_Material provided_
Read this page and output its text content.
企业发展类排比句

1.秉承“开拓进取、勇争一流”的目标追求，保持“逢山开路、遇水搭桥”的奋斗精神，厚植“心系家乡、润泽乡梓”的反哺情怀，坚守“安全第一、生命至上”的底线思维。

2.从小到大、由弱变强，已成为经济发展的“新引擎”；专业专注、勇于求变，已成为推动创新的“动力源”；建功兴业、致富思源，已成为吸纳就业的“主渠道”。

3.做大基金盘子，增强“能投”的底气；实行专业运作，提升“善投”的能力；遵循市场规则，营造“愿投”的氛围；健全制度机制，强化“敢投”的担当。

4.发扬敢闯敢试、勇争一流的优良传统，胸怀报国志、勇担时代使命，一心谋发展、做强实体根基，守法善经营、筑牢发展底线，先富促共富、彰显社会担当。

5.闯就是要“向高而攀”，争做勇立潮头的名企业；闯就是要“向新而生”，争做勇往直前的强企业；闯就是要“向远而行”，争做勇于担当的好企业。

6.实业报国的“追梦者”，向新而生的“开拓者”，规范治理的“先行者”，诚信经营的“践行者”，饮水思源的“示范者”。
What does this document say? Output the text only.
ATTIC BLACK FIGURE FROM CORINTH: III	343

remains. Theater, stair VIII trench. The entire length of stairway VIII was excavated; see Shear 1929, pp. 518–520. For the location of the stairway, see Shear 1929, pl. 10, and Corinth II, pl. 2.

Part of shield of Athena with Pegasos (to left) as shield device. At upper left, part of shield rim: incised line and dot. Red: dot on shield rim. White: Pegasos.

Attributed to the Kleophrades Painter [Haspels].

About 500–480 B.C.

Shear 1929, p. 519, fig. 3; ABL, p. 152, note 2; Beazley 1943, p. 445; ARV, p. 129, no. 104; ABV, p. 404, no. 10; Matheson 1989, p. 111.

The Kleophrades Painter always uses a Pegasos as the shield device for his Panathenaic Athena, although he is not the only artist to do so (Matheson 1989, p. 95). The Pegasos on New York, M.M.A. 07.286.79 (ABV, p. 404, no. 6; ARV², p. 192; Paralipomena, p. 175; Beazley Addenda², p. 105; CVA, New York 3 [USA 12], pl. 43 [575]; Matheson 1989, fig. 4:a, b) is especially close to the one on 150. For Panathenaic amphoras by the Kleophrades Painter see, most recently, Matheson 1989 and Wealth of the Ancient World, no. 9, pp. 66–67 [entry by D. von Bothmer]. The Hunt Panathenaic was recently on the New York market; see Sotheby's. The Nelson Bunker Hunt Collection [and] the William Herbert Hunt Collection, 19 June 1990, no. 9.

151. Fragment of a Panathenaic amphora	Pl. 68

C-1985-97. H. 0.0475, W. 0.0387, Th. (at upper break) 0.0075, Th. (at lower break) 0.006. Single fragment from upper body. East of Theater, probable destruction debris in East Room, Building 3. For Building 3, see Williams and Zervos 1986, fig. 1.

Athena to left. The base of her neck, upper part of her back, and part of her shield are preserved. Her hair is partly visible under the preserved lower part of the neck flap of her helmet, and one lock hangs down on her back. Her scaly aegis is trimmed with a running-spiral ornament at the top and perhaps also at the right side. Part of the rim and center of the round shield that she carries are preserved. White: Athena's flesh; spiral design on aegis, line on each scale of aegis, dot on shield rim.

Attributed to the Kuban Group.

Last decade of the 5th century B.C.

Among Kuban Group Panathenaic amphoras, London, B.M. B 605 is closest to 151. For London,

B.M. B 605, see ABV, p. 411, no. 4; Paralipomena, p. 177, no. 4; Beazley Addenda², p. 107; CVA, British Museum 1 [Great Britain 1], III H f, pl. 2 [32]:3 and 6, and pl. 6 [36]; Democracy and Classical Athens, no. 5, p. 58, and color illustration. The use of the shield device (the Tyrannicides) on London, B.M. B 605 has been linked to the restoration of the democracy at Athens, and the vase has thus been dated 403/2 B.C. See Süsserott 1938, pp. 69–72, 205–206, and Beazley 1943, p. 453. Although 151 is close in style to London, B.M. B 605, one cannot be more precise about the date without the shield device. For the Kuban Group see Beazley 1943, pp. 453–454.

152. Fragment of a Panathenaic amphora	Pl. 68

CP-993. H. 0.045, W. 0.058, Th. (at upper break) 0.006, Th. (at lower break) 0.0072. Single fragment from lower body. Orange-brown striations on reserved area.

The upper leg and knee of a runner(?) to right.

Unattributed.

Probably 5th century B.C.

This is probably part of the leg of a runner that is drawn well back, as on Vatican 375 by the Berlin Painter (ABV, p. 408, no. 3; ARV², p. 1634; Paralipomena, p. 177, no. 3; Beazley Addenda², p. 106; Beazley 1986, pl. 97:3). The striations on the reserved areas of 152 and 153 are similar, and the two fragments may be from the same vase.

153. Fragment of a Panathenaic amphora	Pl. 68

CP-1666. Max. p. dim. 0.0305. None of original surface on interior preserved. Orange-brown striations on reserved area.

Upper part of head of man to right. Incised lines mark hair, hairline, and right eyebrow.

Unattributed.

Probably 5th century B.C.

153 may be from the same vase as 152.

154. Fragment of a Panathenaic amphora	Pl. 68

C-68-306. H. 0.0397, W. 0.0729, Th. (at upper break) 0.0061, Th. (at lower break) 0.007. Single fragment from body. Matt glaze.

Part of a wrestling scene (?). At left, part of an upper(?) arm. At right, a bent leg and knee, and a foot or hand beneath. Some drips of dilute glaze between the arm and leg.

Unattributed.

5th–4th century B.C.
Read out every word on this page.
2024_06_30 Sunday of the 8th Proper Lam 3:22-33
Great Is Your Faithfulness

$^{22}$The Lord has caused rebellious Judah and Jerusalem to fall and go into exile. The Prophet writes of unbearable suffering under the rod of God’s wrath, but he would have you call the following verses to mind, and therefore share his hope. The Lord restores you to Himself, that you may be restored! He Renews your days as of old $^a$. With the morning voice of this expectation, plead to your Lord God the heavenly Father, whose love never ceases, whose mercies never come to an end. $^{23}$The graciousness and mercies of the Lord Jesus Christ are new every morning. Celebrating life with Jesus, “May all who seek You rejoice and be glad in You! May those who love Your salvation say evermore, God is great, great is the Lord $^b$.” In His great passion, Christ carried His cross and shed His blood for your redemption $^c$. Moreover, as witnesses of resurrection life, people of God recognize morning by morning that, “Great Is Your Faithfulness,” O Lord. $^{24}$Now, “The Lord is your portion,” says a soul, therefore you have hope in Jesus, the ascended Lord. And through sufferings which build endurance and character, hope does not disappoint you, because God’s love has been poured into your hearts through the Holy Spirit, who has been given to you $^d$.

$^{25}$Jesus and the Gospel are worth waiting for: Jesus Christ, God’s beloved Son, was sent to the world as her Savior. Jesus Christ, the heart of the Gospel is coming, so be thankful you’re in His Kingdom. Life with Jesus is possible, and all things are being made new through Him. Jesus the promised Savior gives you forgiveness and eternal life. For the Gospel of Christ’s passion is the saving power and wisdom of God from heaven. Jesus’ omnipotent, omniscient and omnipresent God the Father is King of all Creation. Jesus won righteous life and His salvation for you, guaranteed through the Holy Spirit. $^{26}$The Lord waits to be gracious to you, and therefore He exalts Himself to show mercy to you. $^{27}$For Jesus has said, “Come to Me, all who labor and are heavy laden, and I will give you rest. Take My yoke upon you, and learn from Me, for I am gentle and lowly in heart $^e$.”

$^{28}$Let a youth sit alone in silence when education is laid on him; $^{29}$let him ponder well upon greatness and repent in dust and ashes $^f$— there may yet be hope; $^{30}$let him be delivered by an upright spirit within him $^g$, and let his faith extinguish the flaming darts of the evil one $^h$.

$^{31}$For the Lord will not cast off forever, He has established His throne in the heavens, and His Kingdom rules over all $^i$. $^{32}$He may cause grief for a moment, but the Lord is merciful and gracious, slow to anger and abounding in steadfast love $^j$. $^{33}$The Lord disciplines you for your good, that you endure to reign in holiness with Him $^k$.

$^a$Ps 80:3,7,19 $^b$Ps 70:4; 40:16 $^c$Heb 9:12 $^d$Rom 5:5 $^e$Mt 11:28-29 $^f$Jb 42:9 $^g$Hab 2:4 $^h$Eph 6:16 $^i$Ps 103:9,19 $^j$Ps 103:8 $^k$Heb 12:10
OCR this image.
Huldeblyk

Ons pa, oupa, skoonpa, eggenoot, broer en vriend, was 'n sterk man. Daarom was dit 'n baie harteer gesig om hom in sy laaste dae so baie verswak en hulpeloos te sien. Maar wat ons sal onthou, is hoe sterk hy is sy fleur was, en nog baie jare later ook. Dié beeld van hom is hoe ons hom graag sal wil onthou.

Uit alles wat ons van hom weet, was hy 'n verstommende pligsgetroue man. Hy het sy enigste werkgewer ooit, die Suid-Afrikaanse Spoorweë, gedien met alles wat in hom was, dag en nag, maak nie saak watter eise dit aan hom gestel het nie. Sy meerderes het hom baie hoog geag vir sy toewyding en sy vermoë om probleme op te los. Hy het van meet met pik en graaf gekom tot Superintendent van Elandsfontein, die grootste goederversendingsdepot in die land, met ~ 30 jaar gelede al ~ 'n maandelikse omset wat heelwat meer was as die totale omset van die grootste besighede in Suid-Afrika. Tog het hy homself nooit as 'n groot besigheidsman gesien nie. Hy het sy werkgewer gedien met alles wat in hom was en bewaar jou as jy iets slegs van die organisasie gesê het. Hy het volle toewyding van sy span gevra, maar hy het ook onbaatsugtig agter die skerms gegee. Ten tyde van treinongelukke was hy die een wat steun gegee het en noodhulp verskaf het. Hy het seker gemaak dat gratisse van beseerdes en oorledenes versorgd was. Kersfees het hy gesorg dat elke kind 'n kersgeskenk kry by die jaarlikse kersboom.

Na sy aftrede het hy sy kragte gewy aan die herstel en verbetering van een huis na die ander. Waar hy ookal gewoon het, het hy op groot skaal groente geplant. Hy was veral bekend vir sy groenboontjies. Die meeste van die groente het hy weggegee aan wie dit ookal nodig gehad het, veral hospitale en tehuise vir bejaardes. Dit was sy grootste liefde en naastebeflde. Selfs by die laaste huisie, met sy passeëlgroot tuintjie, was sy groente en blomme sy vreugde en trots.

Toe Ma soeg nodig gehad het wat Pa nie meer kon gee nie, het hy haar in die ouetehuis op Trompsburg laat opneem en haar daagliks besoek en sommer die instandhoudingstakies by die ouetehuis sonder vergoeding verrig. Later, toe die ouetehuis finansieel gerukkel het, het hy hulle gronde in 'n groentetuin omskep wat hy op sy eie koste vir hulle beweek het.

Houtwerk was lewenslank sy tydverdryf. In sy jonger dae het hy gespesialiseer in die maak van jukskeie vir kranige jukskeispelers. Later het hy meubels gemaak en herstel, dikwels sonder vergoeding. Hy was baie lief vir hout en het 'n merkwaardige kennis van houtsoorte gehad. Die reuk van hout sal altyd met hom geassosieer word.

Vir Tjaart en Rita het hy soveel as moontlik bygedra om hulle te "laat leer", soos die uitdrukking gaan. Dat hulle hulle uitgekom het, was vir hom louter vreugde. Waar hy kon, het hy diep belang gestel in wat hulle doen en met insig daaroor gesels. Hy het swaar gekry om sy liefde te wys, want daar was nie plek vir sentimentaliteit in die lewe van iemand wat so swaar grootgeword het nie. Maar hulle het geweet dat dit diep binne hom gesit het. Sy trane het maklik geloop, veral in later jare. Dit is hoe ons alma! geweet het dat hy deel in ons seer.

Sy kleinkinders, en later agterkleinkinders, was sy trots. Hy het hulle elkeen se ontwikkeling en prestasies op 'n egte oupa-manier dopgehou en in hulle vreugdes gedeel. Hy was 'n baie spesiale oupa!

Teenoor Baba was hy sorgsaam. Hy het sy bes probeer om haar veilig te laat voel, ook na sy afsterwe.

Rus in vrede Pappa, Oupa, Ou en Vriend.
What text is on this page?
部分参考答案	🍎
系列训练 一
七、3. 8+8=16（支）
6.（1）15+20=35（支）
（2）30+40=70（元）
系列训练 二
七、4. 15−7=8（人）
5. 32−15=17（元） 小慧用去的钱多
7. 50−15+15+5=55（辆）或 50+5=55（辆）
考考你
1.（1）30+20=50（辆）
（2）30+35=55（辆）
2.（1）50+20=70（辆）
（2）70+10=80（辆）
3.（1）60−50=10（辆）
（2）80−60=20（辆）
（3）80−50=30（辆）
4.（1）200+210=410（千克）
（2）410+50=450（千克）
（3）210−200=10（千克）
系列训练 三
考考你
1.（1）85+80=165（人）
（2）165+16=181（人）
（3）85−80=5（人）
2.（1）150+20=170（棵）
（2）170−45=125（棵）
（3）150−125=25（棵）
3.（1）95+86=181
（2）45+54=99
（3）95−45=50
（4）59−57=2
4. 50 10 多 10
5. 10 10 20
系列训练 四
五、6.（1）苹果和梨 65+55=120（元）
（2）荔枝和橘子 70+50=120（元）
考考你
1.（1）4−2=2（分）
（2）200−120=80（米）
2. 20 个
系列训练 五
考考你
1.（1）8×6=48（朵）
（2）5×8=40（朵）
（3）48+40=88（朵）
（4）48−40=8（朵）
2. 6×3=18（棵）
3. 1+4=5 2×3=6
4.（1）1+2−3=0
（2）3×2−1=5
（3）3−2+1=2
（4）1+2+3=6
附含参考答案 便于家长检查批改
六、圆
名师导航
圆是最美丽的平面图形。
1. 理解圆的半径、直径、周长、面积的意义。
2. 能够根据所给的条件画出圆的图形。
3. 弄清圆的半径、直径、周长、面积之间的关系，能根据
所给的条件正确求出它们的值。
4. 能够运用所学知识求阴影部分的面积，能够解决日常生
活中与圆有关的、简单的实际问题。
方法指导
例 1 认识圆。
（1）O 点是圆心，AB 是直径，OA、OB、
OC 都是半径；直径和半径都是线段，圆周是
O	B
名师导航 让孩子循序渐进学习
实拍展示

_Written task_
The line containing "What text is on this page?" marks the start; retype it and each line after it through the end of the records above, exactly.

_Answer to this problem_
What text is on this page?
部分参考答案	🍎
系列训练 一
七、3. 8+8=16（支）
6.（1）15+20=35（支）
（2）30+40=70（元）
系列训练 二
七、4. 15−7=8（人）
5. 32−15=17（元） 小慧用去的钱多
7. 50−15+15+5=55（辆）或 50+5=55（辆）
考考你
1.（1）30+20=50（辆）
（2）30+35=55（辆）
2.（1）50+20=70（辆）
（2）70+10=80（辆）
3.（1）60−50=10（辆）
（2）80−60=20（辆）
（3）80−50=30（辆）
4.（1）200+210=410（千克）
（2）410+50=450（千克）
（3）210−200=10（千克）
系列训练 三
考考你
1.（1）85+80=165（人）
（2）165+16=181（人）
（3）85−80=5（人）
2.（1）150+20=170（棵）
（2）170−45=125（棵）
（3）150−125=25（棵）
3.（1）95+86=181
（2）45+54=99
（3）95−45=50
（4）59−57=2
4. 50 10 多 10
5. 10 10 20
系列训练 四
五、6.（1）苹果和梨 65+55=120（元）
（2）荔枝和橘子 70+50=120（元）
考考你
1.（1）4−2=2（分）
（2）200−120=80（米）
2. 20 个
系列训练 五
考考你
1.（1）8×6=48（朵）
（2）5×8=40（朵）
（3）48+40=88（朵）
（4）48−40=8（朵）
2. 6×3=18（棵）
3. 1+4=5 2×3=6
4.（1）1+2−3=0
（2）3×2−1=5
（3）3−2+1=2
（4）1+2+3=6
附含参考答案 便于家长检查批改
六、圆
名师导航
圆是最美丽的平面图形。
1. 理解圆的半径、直径、周长、面积的意义。
2. 能够根据所给的条件画出圆的图形。
3. 弄清圆的半径、直径、周长、面积之间的关系，能根据
所给的条件正确求出它们的值。
4. 能够运用所学知识求阴影部分的面积，能够解决日常生
活中与圆有关的、简单的实际问题。
方法指导
例 1 认识圆。
（1）O 点是圆心，AB 是直径，OA、OB、
OC 都是半径；直径和半径都是线段，圆周是
O	B
名师导航 让孩子循序渐进学习
实拍展示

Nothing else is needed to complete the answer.